• Your objective:
Emit the data below verbatim, stripping out any pictures.

***** Available data

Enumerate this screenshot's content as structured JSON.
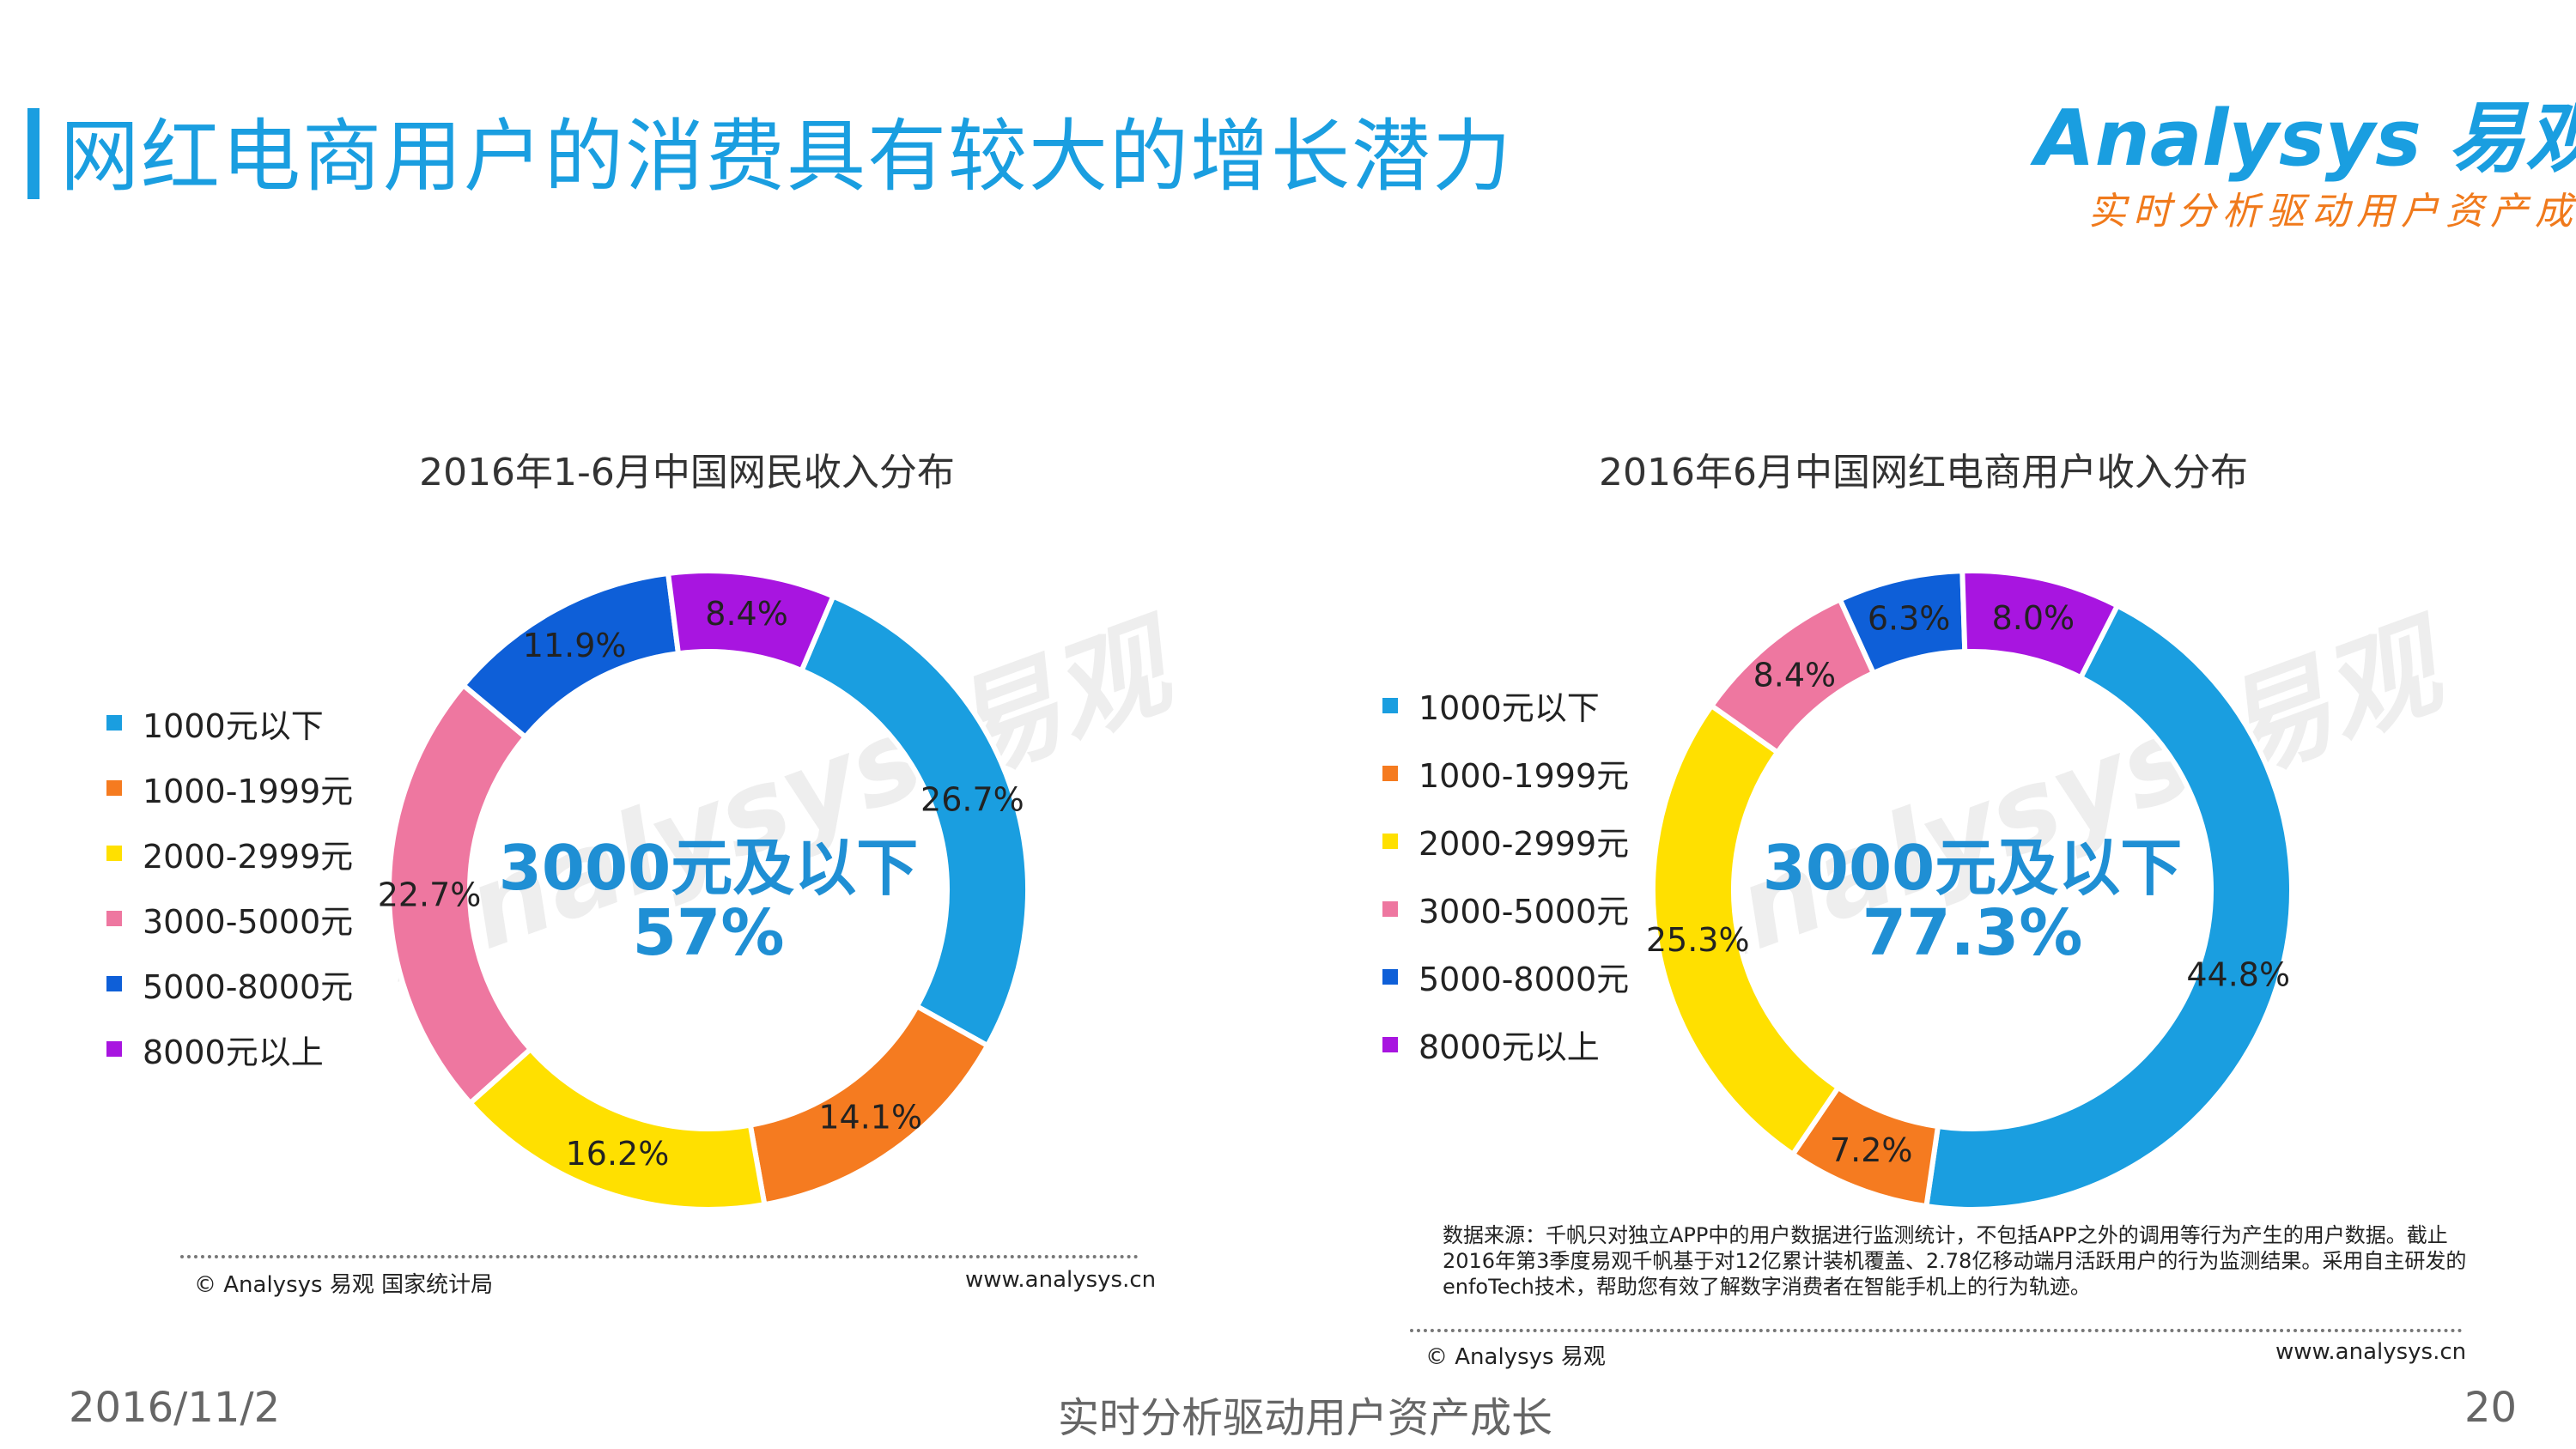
{
  "page": {
    "title": "网红电商用户的消费具有较大的增长潜力",
    "date": "2016/11/2",
    "slogan": "实时分析驱动用户资产成长",
    "page_number": "20"
  },
  "logo": {
    "wordmark": "Analysys 易观",
    "slogan": "实时分析驱动用户资产成长"
  },
  "colors": {
    "title": "#1a9ee0",
    "center_text": "#1f8fd4",
    "series": [
      "#1a9ee0",
      "#f57b20",
      "#ffe000",
      "#ee77a0",
      "#0e5fd8",
      "#a815e0"
    ]
  },
  "legend_labels": [
    "1000元以下",
    "1000-1999元",
    "2000-2999元",
    "3000-5000元",
    "5000-8000元",
    "8000元以上"
  ],
  "chart_data": [
    {
      "type": "pie",
      "title": "2016年1-6月中国网民收入分布",
      "categories": [
        "1000元以下",
        "1000-1999元",
        "2000-2999元",
        "3000-5000元",
        "5000-8000元",
        "8000元以上"
      ],
      "values": [
        26.7,
        14.1,
        16.2,
        22.7,
        11.9,
        8.4
      ],
      "labels": [
        "26.7%",
        "14.1%",
        "16.2%",
        "22.7%",
        "11.9%",
        "8.4%"
      ],
      "center_text": [
        "3000元及以下",
        "57%"
      ],
      "legend": "left"
    },
    {
      "type": "pie",
      "title": "2016年6月中国网红电商用户收入分布",
      "categories": [
        "1000元以下",
        "1000-1999元",
        "2000-2999元",
        "3000-5000元",
        "5000-8000元",
        "8000元以上"
      ],
      "values": [
        44.8,
        7.2,
        25.3,
        8.4,
        6.3,
        8.0
      ],
      "labels": [
        "44.8%",
        "7.2%",
        "25.3%",
        "8.4%",
        "6.3%",
        "8.0%"
      ],
      "center_text": [
        "3000元及以下",
        "77.3%"
      ],
      "legend": "left"
    }
  ],
  "footer": {
    "left_copyright": "© Analysys 易观 国家统计局",
    "left_url": "www.analysys.cn",
    "right_copyright": "© Analysys 易观",
    "right_url": "www.analysys.cn",
    "source_note": "数据来源：千帆只对独立APP中的用户数据进行监测统计，不包括APP之外的调用等行为产生的用户数据。截止2016年第3季度易观千帆基于对12亿累计装机覆盖、2.78亿移动端月活跃用户的行为监测结果。采用自主研发的enfoTech技术，帮助您有效了解数字消费者在智能手机上的行为轨迹。"
  }
}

**********

• Solution:
Enumerate this screenshot's content as structured JSON.
{
  "page": {
    "title": "网红电商用户的消费具有较大的增长潜力",
    "date": "2016/11/2",
    "slogan": "实时分析驱动用户资产成长",
    "page_number": "20"
  },
  "logo": {
    "wordmark": "Analysys 易观",
    "slogan": "实时分析驱动用户资产成长"
  },
  "colors": {
    "title": "#1a9ee0",
    "center_text": "#1f8fd4",
    "series": [
      "#1a9ee0",
      "#f57b20",
      "#ffe000",
      "#ee77a0",
      "#0e5fd8",
      "#a815e0"
    ]
  },
  "legend_labels": [
    "1000元以下",
    "1000-1999元",
    "2000-2999元",
    "3000-5000元",
    "5000-8000元",
    "8000元以上"
  ],
  "chart_data": [
    {
      "type": "pie",
      "title": "2016年1-6月中国网民收入分布",
      "categories": [
        "1000元以下",
        "1000-1999元",
        "2000-2999元",
        "3000-5000元",
        "5000-8000元",
        "8000元以上"
      ],
      "values": [
        26.7,
        14.1,
        16.2,
        22.7,
        11.9,
        8.4
      ],
      "labels": [
        "26.7%",
        "14.1%",
        "16.2%",
        "22.7%",
        "11.9%",
        "8.4%"
      ],
      "center_text": [
        "3000元及以下",
        "57%"
      ],
      "legend": "left"
    },
    {
      "type": "pie",
      "title": "2016年6月中国网红电商用户收入分布",
      "categories": [
        "1000元以下",
        "1000-1999元",
        "2000-2999元",
        "3000-5000元",
        "5000-8000元",
        "8000元以上"
      ],
      "values": [
        44.8,
        7.2,
        25.3,
        8.4,
        6.3,
        8.0
      ],
      "labels": [
        "44.8%",
        "7.2%",
        "25.3%",
        "8.4%",
        "6.3%",
        "8.0%"
      ],
      "center_text": [
        "3000元及以下",
        "77.3%"
      ],
      "legend": "left"
    }
  ],
  "footer": {
    "left_copyright": "© Analysys 易观 国家统计局",
    "left_url": "www.analysys.cn",
    "right_copyright": "© Analysys 易观",
    "right_url": "www.analysys.cn",
    "source_note": "数据来源：千帆只对独立APP中的用户数据进行监测统计，不包括APP之外的调用等行为产生的用户数据。截止2016年第3季度易观千帆基于对12亿累计装机覆盖、2.78亿移动端月活跃用户的行为监测结果。采用自主研发的enfoTech技术，帮助您有效了解数字消费者在智能手机上的行为轨迹。"
  }
}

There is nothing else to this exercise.